## Data extract
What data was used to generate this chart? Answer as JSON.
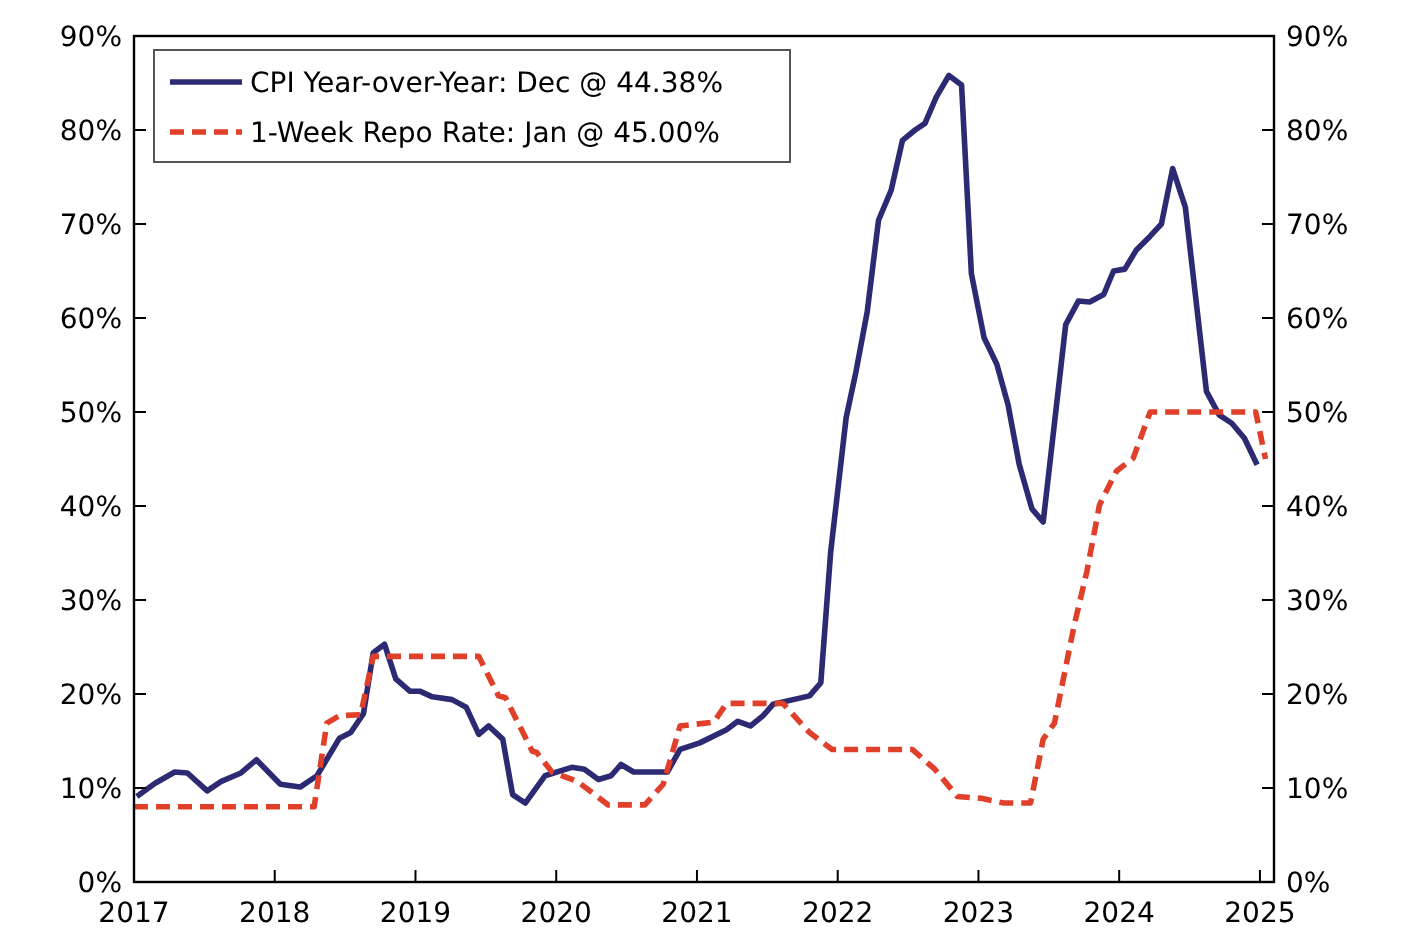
{
  "chart_data": {
    "type": "line",
    "xlim": [
      2017,
      2025.1
    ],
    "xticks": [
      2017,
      2018,
      2019,
      2020,
      2021,
      2022,
      2023,
      2024,
      2025
    ],
    "ylim": [
      0,
      90
    ],
    "yticks": [
      {
        "value": 0,
        "label": "0%"
      },
      {
        "value": 10,
        "label": "10%"
      },
      {
        "value": 20,
        "label": "20%"
      },
      {
        "value": 30,
        "label": "30%"
      },
      {
        "value": 40,
        "label": "40%"
      },
      {
        "value": 50,
        "label": "50%"
      },
      {
        "value": 60,
        "label": "60%"
      },
      {
        "value": 70,
        "label": "70%"
      },
      {
        "value": 80,
        "label": "80%"
      },
      {
        "value": 90,
        "label": "90%"
      }
    ],
    "y2lim": [
      0,
      90
    ],
    "y2ticks": [
      {
        "value": 0,
        "label": "0%"
      },
      {
        "value": 10,
        "label": "10%"
      },
      {
        "value": 20,
        "label": "20%"
      },
      {
        "value": 30,
        "label": "30%"
      },
      {
        "value": 40,
        "label": "40%"
      },
      {
        "value": 50,
        "label": "50%"
      },
      {
        "value": 60,
        "label": "60%"
      },
      {
        "value": 70,
        "label": "70%"
      },
      {
        "value": 80,
        "label": "80%"
      },
      {
        "value": 90,
        "label": "90%"
      }
    ],
    "grid": false,
    "legend": "top left",
    "marker": "none",
    "series": [
      {
        "name": "CPI Year-over-Year: Dec @ 44.38%",
        "color": "#2b2a73",
        "line_style": "solid",
        "x": [
          2017.02,
          2017.15,
          2017.29,
          2017.38,
          2017.52,
          2017.62,
          2017.76,
          2017.87,
          2018.04,
          2018.18,
          2018.3,
          2018.46,
          2018.54,
          2018.63,
          2018.7,
          2018.78,
          2018.86,
          2018.96,
          2019.03,
          2019.12,
          2019.26,
          2019.36,
          2019.45,
          2019.52,
          2019.62,
          2019.69,
          2019.78,
          2019.92,
          2020.11,
          2020.2,
          2020.3,
          2020.39,
          2020.46,
          2020.55,
          2020.79,
          2020.88,
          2021.02,
          2021.21,
          2021.29,
          2021.38,
          2021.47,
          2021.54,
          2021.8,
          2021.88,
          2021.95,
          2022.06,
          2022.13,
          2022.21,
          2022.29,
          2022.38,
          2022.46,
          2022.55,
          2022.62,
          2022.7,
          2022.79,
          2022.88,
          2022.95,
          2023.04,
          2023.13,
          2023.21,
          2023.29,
          2023.38,
          2023.46,
          2023.62,
          2023.71,
          2023.79,
          2023.89,
          2023.96,
          2024.04,
          2024.12,
          2024.22,
          2024.3,
          2024.38,
          2024.47,
          2024.62,
          2024.71,
          2024.8,
          2024.89,
          2024.98
        ],
        "values": [
          9.1,
          10.5,
          11.7,
          11.6,
          9.7,
          10.7,
          11.6,
          13.0,
          10.4,
          10.1,
          11.3,
          15.3,
          15.9,
          17.9,
          24.4,
          25.3,
          21.6,
          20.3,
          20.3,
          19.7,
          19.4,
          18.6,
          15.7,
          16.6,
          15.2,
          9.3,
          8.4,
          11.3,
          12.2,
          12.0,
          10.9,
          11.3,
          12.5,
          11.7,
          11.7,
          14.1,
          14.8,
          16.2,
          17.1,
          16.6,
          17.7,
          18.9,
          19.8,
          21.2,
          35.1,
          49.4,
          54.3,
          60.7,
          70.4,
          73.6,
          78.9,
          80.0,
          80.7,
          83.5,
          85.8,
          84.8,
          64.7,
          57.9,
          55.1,
          50.8,
          44.4,
          39.7,
          38.3,
          59.3,
          61.8,
          61.7,
          62.5,
          65.0,
          65.2,
          67.2,
          68.7,
          70.0,
          75.9,
          71.8,
          52.2,
          49.7,
          48.8,
          47.2,
          44.38
        ]
      },
      {
        "name": "1-Week Repo Rate: Jan @ 45.00%",
        "color": "#e0402a",
        "line_style": "dashed",
        "x": [
          2017.0,
          2018.28,
          2018.37,
          2018.46,
          2018.61,
          2018.7,
          2019.45,
          2019.59,
          2019.64,
          2019.83,
          2019.86,
          2019.97,
          2020.15,
          2020.37,
          2020.63,
          2020.76,
          2020.88,
          2021.12,
          2021.21,
          2021.61,
          2021.8,
          2021.96,
          2022.53,
          2022.69,
          2022.85,
          2023.02,
          2023.18,
          2023.37,
          2023.46,
          2023.54,
          2023.68,
          2023.77,
          2023.86,
          2023.98,
          2024.1,
          2024.22,
          2024.97,
          2025.04
        ],
        "values": [
          8,
          8,
          16.9,
          17.7,
          17.8,
          24,
          24,
          19.8,
          19.6,
          13.9,
          13.8,
          11.7,
          10.7,
          8.2,
          8.2,
          10.4,
          16.6,
          17,
          19,
          19,
          15.9,
          14.1,
          14.1,
          12.0,
          9.1,
          8.9,
          8.4,
          8.4,
          15.2,
          16.9,
          27.3,
          33,
          40.1,
          43.7,
          45.1,
          50,
          50,
          45
        ]
      }
    ]
  }
}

## Problem requirements
Using the material above, return every line exactly as it appears, minus the pictures.

## Reply to the task
What data was used to generate this chart? Answer as JSON.
{
  "chart_data": {
    "type": "line",
    "xlim": [
      2017,
      2025.1
    ],
    "xticks": [
      2017,
      2018,
      2019,
      2020,
      2021,
      2022,
      2023,
      2024,
      2025
    ],
    "ylim": [
      0,
      90
    ],
    "yticks": [
      {
        "value": 0,
        "label": "0%"
      },
      {
        "value": 10,
        "label": "10%"
      },
      {
        "value": 20,
        "label": "20%"
      },
      {
        "value": 30,
        "label": "30%"
      },
      {
        "value": 40,
        "label": "40%"
      },
      {
        "value": 50,
        "label": "50%"
      },
      {
        "value": 60,
        "label": "60%"
      },
      {
        "value": 70,
        "label": "70%"
      },
      {
        "value": 80,
        "label": "80%"
      },
      {
        "value": 90,
        "label": "90%"
      }
    ],
    "y2lim": [
      0,
      90
    ],
    "y2ticks": [
      {
        "value": 0,
        "label": "0%"
      },
      {
        "value": 10,
        "label": "10%"
      },
      {
        "value": 20,
        "label": "20%"
      },
      {
        "value": 30,
        "label": "30%"
      },
      {
        "value": 40,
        "label": "40%"
      },
      {
        "value": 50,
        "label": "50%"
      },
      {
        "value": 60,
        "label": "60%"
      },
      {
        "value": 70,
        "label": "70%"
      },
      {
        "value": 80,
        "label": "80%"
      },
      {
        "value": 90,
        "label": "90%"
      }
    ],
    "grid": false,
    "legend": "top left",
    "marker": "none",
    "series": [
      {
        "name": "CPI Year-over-Year: Dec @ 44.38%",
        "color": "#2b2a73",
        "line_style": "solid",
        "x": [
          2017.02,
          2017.15,
          2017.29,
          2017.38,
          2017.52,
          2017.62,
          2017.76,
          2017.87,
          2018.04,
          2018.18,
          2018.3,
          2018.46,
          2018.54,
          2018.63,
          2018.7,
          2018.78,
          2018.86,
          2018.96,
          2019.03,
          2019.12,
          2019.26,
          2019.36,
          2019.45,
          2019.52,
          2019.62,
          2019.69,
          2019.78,
          2019.92,
          2020.11,
          2020.2,
          2020.3,
          2020.39,
          2020.46,
          2020.55,
          2020.79,
          2020.88,
          2021.02,
          2021.21,
          2021.29,
          2021.38,
          2021.47,
          2021.54,
          2021.8,
          2021.88,
          2021.95,
          2022.06,
          2022.13,
          2022.21,
          2022.29,
          2022.38,
          2022.46,
          2022.55,
          2022.62,
          2022.7,
          2022.79,
          2022.88,
          2022.95,
          2023.04,
          2023.13,
          2023.21,
          2023.29,
          2023.38,
          2023.46,
          2023.62,
          2023.71,
          2023.79,
          2023.89,
          2023.96,
          2024.04,
          2024.12,
          2024.22,
          2024.3,
          2024.38,
          2024.47,
          2024.62,
          2024.71,
          2024.8,
          2024.89,
          2024.98
        ],
        "values": [
          9.1,
          10.5,
          11.7,
          11.6,
          9.7,
          10.7,
          11.6,
          13.0,
          10.4,
          10.1,
          11.3,
          15.3,
          15.9,
          17.9,
          24.4,
          25.3,
          21.6,
          20.3,
          20.3,
          19.7,
          19.4,
          18.6,
          15.7,
          16.6,
          15.2,
          9.3,
          8.4,
          11.3,
          12.2,
          12.0,
          10.9,
          11.3,
          12.5,
          11.7,
          11.7,
          14.1,
          14.8,
          16.2,
          17.1,
          16.6,
          17.7,
          18.9,
          19.8,
          21.2,
          35.1,
          49.4,
          54.3,
          60.7,
          70.4,
          73.6,
          78.9,
          80.0,
          80.7,
          83.5,
          85.8,
          84.8,
          64.7,
          57.9,
          55.1,
          50.8,
          44.4,
          39.7,
          38.3,
          59.3,
          61.8,
          61.7,
          62.5,
          65.0,
          65.2,
          67.2,
          68.7,
          70.0,
          75.9,
          71.8,
          52.2,
          49.7,
          48.8,
          47.2,
          44.38
        ]
      },
      {
        "name": "1-Week Repo Rate: Jan @ 45.00%",
        "color": "#e0402a",
        "line_style": "dashed",
        "x": [
          2017.0,
          2018.28,
          2018.37,
          2018.46,
          2018.61,
          2018.7,
          2019.45,
          2019.59,
          2019.64,
          2019.83,
          2019.86,
          2019.97,
          2020.15,
          2020.37,
          2020.63,
          2020.76,
          2020.88,
          2021.12,
          2021.21,
          2021.61,
          2021.8,
          2021.96,
          2022.53,
          2022.69,
          2022.85,
          2023.02,
          2023.18,
          2023.37,
          2023.46,
          2023.54,
          2023.68,
          2023.77,
          2023.86,
          2023.98,
          2024.1,
          2024.22,
          2024.97,
          2025.04
        ],
        "values": [
          8,
          8,
          16.9,
          17.7,
          17.8,
          24,
          24,
          19.8,
          19.6,
          13.9,
          13.8,
          11.7,
          10.7,
          8.2,
          8.2,
          10.4,
          16.6,
          17,
          19,
          19,
          15.9,
          14.1,
          14.1,
          12.0,
          9.1,
          8.9,
          8.4,
          8.4,
          15.2,
          16.9,
          27.3,
          33,
          40.1,
          43.7,
          45.1,
          50,
          50,
          45
        ]
      }
    ]
  }
}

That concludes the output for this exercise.